■ Exercise description: Extract from the listing each line in which the word "biến" appears.

■ Supplied material:
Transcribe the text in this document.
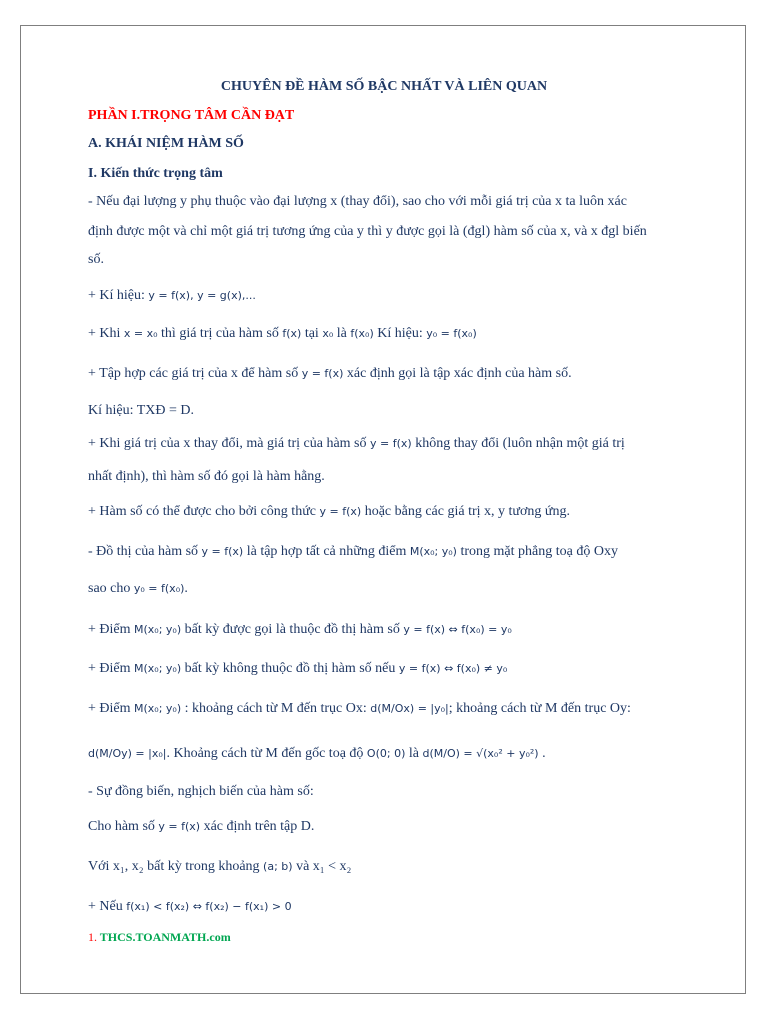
CHUYÊN ĐỀ HÀM SỐ BẬC NHẤT VÀ LIÊN QUAN
PHẦN I.TRỌNG TÂM CẦN ĐẠT
A. KHÁI NIỆM HÀM SỐ
I. Kiến thức trọng tâm
- Nếu đại lượng y phụ thuộc vào đại lượng x (thay đổi), sao cho với mỗi giá trị của x ta luôn xác
định được một và chỉ một giá trị tương ứng của y thì y được gọi là (đgl) hàm số của x, và x đgl biến
số.
+ Kí hiệu: y = f(x), y = g(x),...
+ Khi x = x₀ thì giá trị của hàm số f(x) tại x₀ là f(x₀) Kí hiệu: y₀ = f(x₀)
+ Tập hợp các giá trị của x để hàm số y = f(x) xác định gọi là tập xác định của hàm số.
Kí hiệu: TXĐ = D.
+ Khi giá trị của x thay đổi, mà giá trị của hàm số y = f(x) không thay đổi (luôn nhận một giá trị
nhất định), thì hàm số đó gọi là hàm hằng.
+ Hàm số có thể được cho bởi công thức y = f(x) hoặc bằng các giá trị x, y tương ứng.
- Đồ thị của hàm số y = f(x) là tập hợp tất cả những điểm M(x₀; y₀) trong mặt phẳng toạ độ Oxy
sao cho y₀ = f(x₀).
+ Điểm M(x₀; y₀) bất kỳ được gọi là thuộc đồ thị hàm số y = f(x) ⇔ f(x₀) = y₀
+ Điểm M(x₀; y₀) bất kỳ không thuộc đồ thị hàm số nếu y = f(x) ⇔ f(x₀) ≠ y₀
+ Điểm M(x₀; y₀) : khoảng cách từ M đến trục Ox: d(M/Ox) = |y₀|; khoảng cách từ M đến trục Oy:
d(M/Oy) = |x₀|. Khoảng cách từ M đến gốc toạ độ O(0; 0) là d(M/O) = √(x₀² + y₀²) .
- Sự đồng biến, nghịch biến của hàm số:
Cho hàm số y = f(x) xác định trên tập D.
Với x₁, x₂ bất kỳ trong khoảng (a; b) và x₁ < x₂
+ Nếu f(x₁) < f(x₂) ⇔ f(x₂) − f(x₁) > 0
1. THCS.TOANMATH.com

■ Completed task:
định được một và chỉ một giá trị tương ứng của y thì y được gọi là (đgl) hàm số của x, và x đgl biến
- Sự đồng biến, nghịch biến của hàm số:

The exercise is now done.